= Material to process =

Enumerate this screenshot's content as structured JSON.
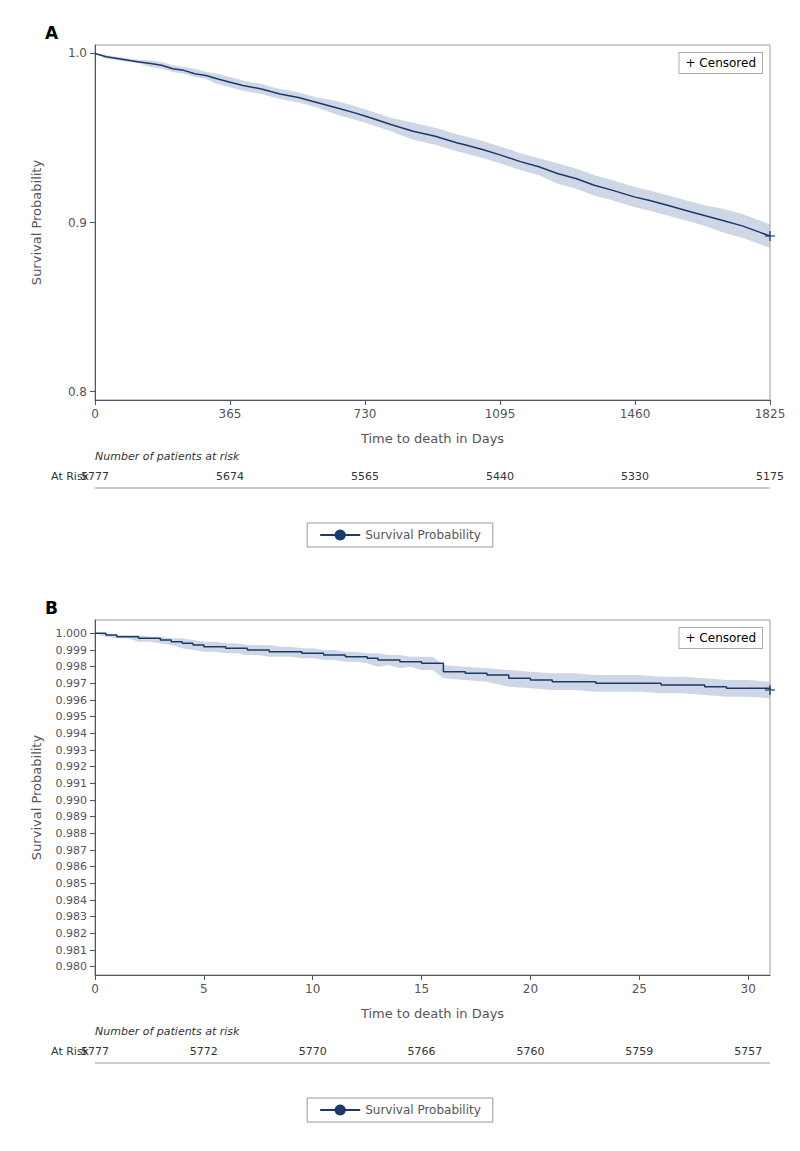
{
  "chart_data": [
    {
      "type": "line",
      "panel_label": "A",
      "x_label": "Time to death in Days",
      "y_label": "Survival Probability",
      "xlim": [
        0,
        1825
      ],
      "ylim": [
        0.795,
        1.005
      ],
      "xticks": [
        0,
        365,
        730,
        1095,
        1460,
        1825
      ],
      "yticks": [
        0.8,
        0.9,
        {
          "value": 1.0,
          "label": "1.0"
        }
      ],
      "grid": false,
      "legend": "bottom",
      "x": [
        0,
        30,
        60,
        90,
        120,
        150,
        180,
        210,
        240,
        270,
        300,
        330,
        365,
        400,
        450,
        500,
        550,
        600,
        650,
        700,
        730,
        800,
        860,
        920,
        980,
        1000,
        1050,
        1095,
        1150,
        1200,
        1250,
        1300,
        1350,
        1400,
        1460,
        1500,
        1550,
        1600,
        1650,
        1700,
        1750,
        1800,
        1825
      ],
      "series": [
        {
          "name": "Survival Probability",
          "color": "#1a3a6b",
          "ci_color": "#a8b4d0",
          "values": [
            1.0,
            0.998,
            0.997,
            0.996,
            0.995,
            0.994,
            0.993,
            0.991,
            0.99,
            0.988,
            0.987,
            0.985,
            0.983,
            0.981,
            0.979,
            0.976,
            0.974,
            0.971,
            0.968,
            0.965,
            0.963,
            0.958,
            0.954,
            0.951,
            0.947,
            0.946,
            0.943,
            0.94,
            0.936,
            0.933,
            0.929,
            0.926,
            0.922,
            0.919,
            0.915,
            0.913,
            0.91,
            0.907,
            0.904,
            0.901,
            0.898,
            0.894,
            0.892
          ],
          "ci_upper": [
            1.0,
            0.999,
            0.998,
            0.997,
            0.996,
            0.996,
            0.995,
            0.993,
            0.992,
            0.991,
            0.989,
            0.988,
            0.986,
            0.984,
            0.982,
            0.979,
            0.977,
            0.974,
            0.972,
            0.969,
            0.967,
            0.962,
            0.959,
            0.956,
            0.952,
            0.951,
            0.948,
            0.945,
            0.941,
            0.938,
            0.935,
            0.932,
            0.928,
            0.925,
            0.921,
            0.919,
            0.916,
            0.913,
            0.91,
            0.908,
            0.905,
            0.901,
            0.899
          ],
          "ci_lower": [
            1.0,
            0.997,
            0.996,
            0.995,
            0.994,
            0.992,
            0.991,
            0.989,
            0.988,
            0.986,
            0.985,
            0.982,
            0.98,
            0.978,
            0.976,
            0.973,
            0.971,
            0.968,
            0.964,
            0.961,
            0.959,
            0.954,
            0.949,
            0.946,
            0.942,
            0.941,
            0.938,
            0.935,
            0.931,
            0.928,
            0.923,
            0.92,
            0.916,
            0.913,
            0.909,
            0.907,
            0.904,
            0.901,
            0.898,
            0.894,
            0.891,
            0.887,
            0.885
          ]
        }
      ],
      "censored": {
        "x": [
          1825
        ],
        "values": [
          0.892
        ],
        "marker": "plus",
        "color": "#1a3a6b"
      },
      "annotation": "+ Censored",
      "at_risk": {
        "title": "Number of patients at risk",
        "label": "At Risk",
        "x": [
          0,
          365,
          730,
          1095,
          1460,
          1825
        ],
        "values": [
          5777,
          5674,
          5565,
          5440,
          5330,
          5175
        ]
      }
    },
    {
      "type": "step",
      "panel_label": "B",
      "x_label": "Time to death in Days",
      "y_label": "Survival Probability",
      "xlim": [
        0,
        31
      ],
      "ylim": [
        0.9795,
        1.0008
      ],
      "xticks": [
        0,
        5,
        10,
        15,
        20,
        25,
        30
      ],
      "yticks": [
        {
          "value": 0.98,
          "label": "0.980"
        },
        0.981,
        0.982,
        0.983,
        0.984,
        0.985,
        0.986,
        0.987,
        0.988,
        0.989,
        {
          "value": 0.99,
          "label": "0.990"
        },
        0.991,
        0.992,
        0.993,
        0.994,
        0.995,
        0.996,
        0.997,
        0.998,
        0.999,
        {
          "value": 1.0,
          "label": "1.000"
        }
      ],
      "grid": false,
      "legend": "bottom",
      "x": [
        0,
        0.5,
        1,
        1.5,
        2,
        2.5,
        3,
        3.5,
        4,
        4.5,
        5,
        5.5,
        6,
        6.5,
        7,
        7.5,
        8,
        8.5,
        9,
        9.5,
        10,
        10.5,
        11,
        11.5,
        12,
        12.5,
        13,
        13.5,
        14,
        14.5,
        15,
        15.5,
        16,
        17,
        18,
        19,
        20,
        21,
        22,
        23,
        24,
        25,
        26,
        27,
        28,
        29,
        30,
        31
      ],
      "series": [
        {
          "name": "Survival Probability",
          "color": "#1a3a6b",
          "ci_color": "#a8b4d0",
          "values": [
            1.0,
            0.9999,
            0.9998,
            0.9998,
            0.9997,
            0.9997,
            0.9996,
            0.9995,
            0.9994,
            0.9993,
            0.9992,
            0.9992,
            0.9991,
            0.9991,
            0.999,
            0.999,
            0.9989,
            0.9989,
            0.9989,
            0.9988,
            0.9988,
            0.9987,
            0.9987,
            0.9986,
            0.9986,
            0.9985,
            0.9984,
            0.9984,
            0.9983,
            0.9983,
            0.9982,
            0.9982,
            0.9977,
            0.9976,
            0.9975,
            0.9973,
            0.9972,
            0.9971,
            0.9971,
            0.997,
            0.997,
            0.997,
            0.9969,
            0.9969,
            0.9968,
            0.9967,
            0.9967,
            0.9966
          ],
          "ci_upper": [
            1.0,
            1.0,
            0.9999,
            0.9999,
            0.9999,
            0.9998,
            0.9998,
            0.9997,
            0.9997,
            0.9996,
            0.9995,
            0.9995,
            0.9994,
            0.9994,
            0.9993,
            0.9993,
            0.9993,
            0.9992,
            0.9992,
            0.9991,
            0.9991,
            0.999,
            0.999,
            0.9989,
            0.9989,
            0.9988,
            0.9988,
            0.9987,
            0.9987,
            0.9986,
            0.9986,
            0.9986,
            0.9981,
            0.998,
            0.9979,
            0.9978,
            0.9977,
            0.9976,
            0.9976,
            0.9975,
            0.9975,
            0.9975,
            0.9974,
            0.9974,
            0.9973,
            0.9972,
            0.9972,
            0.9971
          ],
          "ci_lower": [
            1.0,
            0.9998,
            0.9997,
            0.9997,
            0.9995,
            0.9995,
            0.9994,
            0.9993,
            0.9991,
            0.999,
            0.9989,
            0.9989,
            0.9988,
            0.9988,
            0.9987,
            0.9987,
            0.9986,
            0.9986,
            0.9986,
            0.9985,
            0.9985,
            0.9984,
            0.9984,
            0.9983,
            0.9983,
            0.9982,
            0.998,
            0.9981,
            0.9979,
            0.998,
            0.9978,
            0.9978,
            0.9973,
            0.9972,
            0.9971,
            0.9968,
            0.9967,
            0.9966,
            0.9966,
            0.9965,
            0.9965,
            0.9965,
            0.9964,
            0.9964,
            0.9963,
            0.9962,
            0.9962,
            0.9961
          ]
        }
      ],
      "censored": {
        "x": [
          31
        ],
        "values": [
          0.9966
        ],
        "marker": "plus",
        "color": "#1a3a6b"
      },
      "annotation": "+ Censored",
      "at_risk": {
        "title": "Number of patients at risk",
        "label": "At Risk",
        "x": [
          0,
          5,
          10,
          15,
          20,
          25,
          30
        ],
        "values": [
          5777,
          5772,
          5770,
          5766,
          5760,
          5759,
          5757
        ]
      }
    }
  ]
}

= Your goal =
All entries above should be returned exactly, apart from their pictures.

= Task output =
Enumerate this screenshot's content as structured JSON.
{
  "chart_data": [
    {
      "type": "line",
      "panel_label": "A",
      "x_label": "Time to death in Days",
      "y_label": "Survival Probability",
      "xlim": [
        0,
        1825
      ],
      "ylim": [
        0.795,
        1.005
      ],
      "xticks": [
        0,
        365,
        730,
        1095,
        1460,
        1825
      ],
      "yticks": [
        0.8,
        0.9,
        {
          "value": 1.0,
          "label": "1.0"
        }
      ],
      "grid": false,
      "legend": "bottom",
      "x": [
        0,
        30,
        60,
        90,
        120,
        150,
        180,
        210,
        240,
        270,
        300,
        330,
        365,
        400,
        450,
        500,
        550,
        600,
        650,
        700,
        730,
        800,
        860,
        920,
        980,
        1000,
        1050,
        1095,
        1150,
        1200,
        1250,
        1300,
        1350,
        1400,
        1460,
        1500,
        1550,
        1600,
        1650,
        1700,
        1750,
        1800,
        1825
      ],
      "series": [
        {
          "name": "Survival Probability",
          "color": "#1a3a6b",
          "ci_color": "#a8b4d0",
          "values": [
            1.0,
            0.998,
            0.997,
            0.996,
            0.995,
            0.994,
            0.993,
            0.991,
            0.99,
            0.988,
            0.987,
            0.985,
            0.983,
            0.981,
            0.979,
            0.976,
            0.974,
            0.971,
            0.968,
            0.965,
            0.963,
            0.958,
            0.954,
            0.951,
            0.947,
            0.946,
            0.943,
            0.94,
            0.936,
            0.933,
            0.929,
            0.926,
            0.922,
            0.919,
            0.915,
            0.913,
            0.91,
            0.907,
            0.904,
            0.901,
            0.898,
            0.894,
            0.892
          ],
          "ci_upper": [
            1.0,
            0.999,
            0.998,
            0.997,
            0.996,
            0.996,
            0.995,
            0.993,
            0.992,
            0.991,
            0.989,
            0.988,
            0.986,
            0.984,
            0.982,
            0.979,
            0.977,
            0.974,
            0.972,
            0.969,
            0.967,
            0.962,
            0.959,
            0.956,
            0.952,
            0.951,
            0.948,
            0.945,
            0.941,
            0.938,
            0.935,
            0.932,
            0.928,
            0.925,
            0.921,
            0.919,
            0.916,
            0.913,
            0.91,
            0.908,
            0.905,
            0.901,
            0.899
          ],
          "ci_lower": [
            1.0,
            0.997,
            0.996,
            0.995,
            0.994,
            0.992,
            0.991,
            0.989,
            0.988,
            0.986,
            0.985,
            0.982,
            0.98,
            0.978,
            0.976,
            0.973,
            0.971,
            0.968,
            0.964,
            0.961,
            0.959,
            0.954,
            0.949,
            0.946,
            0.942,
            0.941,
            0.938,
            0.935,
            0.931,
            0.928,
            0.923,
            0.92,
            0.916,
            0.913,
            0.909,
            0.907,
            0.904,
            0.901,
            0.898,
            0.894,
            0.891,
            0.887,
            0.885
          ]
        }
      ],
      "censored": {
        "x": [
          1825
        ],
        "values": [
          0.892
        ],
        "marker": "plus",
        "color": "#1a3a6b"
      },
      "annotation": "+ Censored",
      "at_risk": {
        "title": "Number of patients at risk",
        "label": "At Risk",
        "x": [
          0,
          365,
          730,
          1095,
          1460,
          1825
        ],
        "values": [
          5777,
          5674,
          5565,
          5440,
          5330,
          5175
        ]
      }
    },
    {
      "type": "step",
      "panel_label": "B",
      "x_label": "Time to death in Days",
      "y_label": "Survival Probability",
      "xlim": [
        0,
        31
      ],
      "ylim": [
        0.9795,
        1.0008
      ],
      "xticks": [
        0,
        5,
        10,
        15,
        20,
        25,
        30
      ],
      "yticks": [
        {
          "value": 0.98,
          "label": "0.980"
        },
        0.981,
        0.982,
        0.983,
        0.984,
        0.985,
        0.986,
        0.987,
        0.988,
        0.989,
        {
          "value": 0.99,
          "label": "0.990"
        },
        0.991,
        0.992,
        0.993,
        0.994,
        0.995,
        0.996,
        0.997,
        0.998,
        0.999,
        {
          "value": 1.0,
          "label": "1.000"
        }
      ],
      "grid": false,
      "legend": "bottom",
      "x": [
        0,
        0.5,
        1,
        1.5,
        2,
        2.5,
        3,
        3.5,
        4,
        4.5,
        5,
        5.5,
        6,
        6.5,
        7,
        7.5,
        8,
        8.5,
        9,
        9.5,
        10,
        10.5,
        11,
        11.5,
        12,
        12.5,
        13,
        13.5,
        14,
        14.5,
        15,
        15.5,
        16,
        17,
        18,
        19,
        20,
        21,
        22,
        23,
        24,
        25,
        26,
        27,
        28,
        29,
        30,
        31
      ],
      "series": [
        {
          "name": "Survival Probability",
          "color": "#1a3a6b",
          "ci_color": "#a8b4d0",
          "values": [
            1.0,
            0.9999,
            0.9998,
            0.9998,
            0.9997,
            0.9997,
            0.9996,
            0.9995,
            0.9994,
            0.9993,
            0.9992,
            0.9992,
            0.9991,
            0.9991,
            0.999,
            0.999,
            0.9989,
            0.9989,
            0.9989,
            0.9988,
            0.9988,
            0.9987,
            0.9987,
            0.9986,
            0.9986,
            0.9985,
            0.9984,
            0.9984,
            0.9983,
            0.9983,
            0.9982,
            0.9982,
            0.9977,
            0.9976,
            0.9975,
            0.9973,
            0.9972,
            0.9971,
            0.9971,
            0.997,
            0.997,
            0.997,
            0.9969,
            0.9969,
            0.9968,
            0.9967,
            0.9967,
            0.9966
          ],
          "ci_upper": [
            1.0,
            1.0,
            0.9999,
            0.9999,
            0.9999,
            0.9998,
            0.9998,
            0.9997,
            0.9997,
            0.9996,
            0.9995,
            0.9995,
            0.9994,
            0.9994,
            0.9993,
            0.9993,
            0.9993,
            0.9992,
            0.9992,
            0.9991,
            0.9991,
            0.999,
            0.999,
            0.9989,
            0.9989,
            0.9988,
            0.9988,
            0.9987,
            0.9987,
            0.9986,
            0.9986,
            0.9986,
            0.9981,
            0.998,
            0.9979,
            0.9978,
            0.9977,
            0.9976,
            0.9976,
            0.9975,
            0.9975,
            0.9975,
            0.9974,
            0.9974,
            0.9973,
            0.9972,
            0.9972,
            0.9971
          ],
          "ci_lower": [
            1.0,
            0.9998,
            0.9997,
            0.9997,
            0.9995,
            0.9995,
            0.9994,
            0.9993,
            0.9991,
            0.999,
            0.9989,
            0.9989,
            0.9988,
            0.9988,
            0.9987,
            0.9987,
            0.9986,
            0.9986,
            0.9986,
            0.9985,
            0.9985,
            0.9984,
            0.9984,
            0.9983,
            0.9983,
            0.9982,
            0.998,
            0.9981,
            0.9979,
            0.998,
            0.9978,
            0.9978,
            0.9973,
            0.9972,
            0.9971,
            0.9968,
            0.9967,
            0.9966,
            0.9966,
            0.9965,
            0.9965,
            0.9965,
            0.9964,
            0.9964,
            0.9963,
            0.9962,
            0.9962,
            0.9961
          ]
        }
      ],
      "censored": {
        "x": [
          31
        ],
        "values": [
          0.9966
        ],
        "marker": "plus",
        "color": "#1a3a6b"
      },
      "annotation": "+ Censored",
      "at_risk": {
        "title": "Number of patients at risk",
        "label": "At Risk",
        "x": [
          0,
          5,
          10,
          15,
          20,
          25,
          30
        ],
        "values": [
          5777,
          5772,
          5770,
          5766,
          5760,
          5759,
          5757
        ]
      }
    }
  ]
}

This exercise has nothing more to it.